> Petunjuk:
1. Salin persis bagian kutipan tentang model pembelajaran, mulai dari "b. Contextual Teaching" sampai dengan "kehidupan keseharian mereka.".
2. Lanjutkan kutipan tentang model pembelajaran, dimulai setelah kalimat terakhir yang ditampilkan.

> Kutipan Teks:

# # # # #

PBL merupakan suatu pendekatan pembelajaran dimana siswa dihadapkan pada
masalah autentik (nyata) sehingga diharapkan mereka dapat menyusun
pengetahuannya sendiri, menumbuh kembangkan keterampilan tingkat tinggi dan
inkuiri, memandirikan siswa, dan meningkatkan kepercayaan dirinya
Tujuan yang ingin dicapai oleh PBL adalah kemampuan siswa untuk berpikir
kreatif, analitis, sistematis, dan logis untuk menemukan alternatif pemecahan masalah
malalui eksplorasi data secara empiris dalam rangka menumbuhkan sikap ilmiah.
b. Contextual Teaching and Learning
Menurut Jonhson dalam Sugiyanto (2007) CTL adalah sebuah proses
pendidikan yang bertujuan untuk menolong para siswa melihat siswa melihat makna
didalam materi akademik yang mereka pelajari dengan cara menghubungkan subyek-
subyek akademik dengan konteks dalam kehidupan keseharian mereka.

# # # # #

[Data analisis tata letak dokumen]
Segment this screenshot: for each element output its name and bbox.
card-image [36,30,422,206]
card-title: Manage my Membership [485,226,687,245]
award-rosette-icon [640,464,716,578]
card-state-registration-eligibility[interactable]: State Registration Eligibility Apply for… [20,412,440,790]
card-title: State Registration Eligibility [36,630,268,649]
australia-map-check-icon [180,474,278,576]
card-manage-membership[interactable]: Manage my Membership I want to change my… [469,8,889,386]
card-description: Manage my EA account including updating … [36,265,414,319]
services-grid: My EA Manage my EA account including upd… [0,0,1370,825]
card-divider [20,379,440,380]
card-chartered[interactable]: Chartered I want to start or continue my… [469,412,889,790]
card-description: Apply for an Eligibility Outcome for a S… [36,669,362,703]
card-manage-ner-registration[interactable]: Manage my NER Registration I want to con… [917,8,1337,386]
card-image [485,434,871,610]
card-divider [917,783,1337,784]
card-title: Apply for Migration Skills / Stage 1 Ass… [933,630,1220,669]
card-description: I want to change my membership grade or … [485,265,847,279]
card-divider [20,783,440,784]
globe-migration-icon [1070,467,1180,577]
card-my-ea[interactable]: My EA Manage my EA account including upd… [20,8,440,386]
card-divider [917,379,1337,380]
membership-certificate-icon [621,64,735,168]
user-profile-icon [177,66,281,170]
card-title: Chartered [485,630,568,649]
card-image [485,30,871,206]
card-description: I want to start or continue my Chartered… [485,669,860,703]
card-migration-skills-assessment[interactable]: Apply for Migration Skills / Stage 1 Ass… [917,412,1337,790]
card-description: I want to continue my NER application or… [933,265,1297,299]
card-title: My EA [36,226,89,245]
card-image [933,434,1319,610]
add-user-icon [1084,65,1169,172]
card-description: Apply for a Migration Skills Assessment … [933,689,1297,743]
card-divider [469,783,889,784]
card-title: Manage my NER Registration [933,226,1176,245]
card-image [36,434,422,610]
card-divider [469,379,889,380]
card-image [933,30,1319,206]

# # # # #

> Kunci Jawaban:
1.
b. Contextual Teaching and Learning
Menurut Jonhson dalam Sugiyanto (2007) CTL adalah sebuah proses
pendidikan yang bertujuan untuk menolong para siswa melihat siswa melihat makna
didalam materi akademik yang mereka pelajari dengan cara menghubungkan subyek-
subyek akademik dengan konteks dalam kehidupan keseharian mereka.

2.
Berdasarkan pendapat para ahli di atas, maka dapat disimpulkan bahwa CTL adalah
konsep belajar yang membantu guru mengkaitkan antara materi yang diajarkanya
dengan situasi dunia nyata siswa dan mendorong siswa membuat hubungan antara
pengetahuan yang dimilikinya dengan penerapan dalam kehidupan sehari-hari.
c. Afektif
Strategi pembelajaran afektif erat kaitannya dengan nilai (value) yang dimiliki
seseorang, yang sulit diukur, karena menyangkut kesadaran seseorang yang tumbuh
dari dalam. Sikap merupakan refleksi dari nilai yang dimiliki. Maka pendidikan sikap
pada dasarnya adalah pendidikan nilai. Nilai adalah suatu konsep yang berada dalam
pikiran manusia yang sifatnya tersembunyi, tidak berada di dalam dunia yang empiris.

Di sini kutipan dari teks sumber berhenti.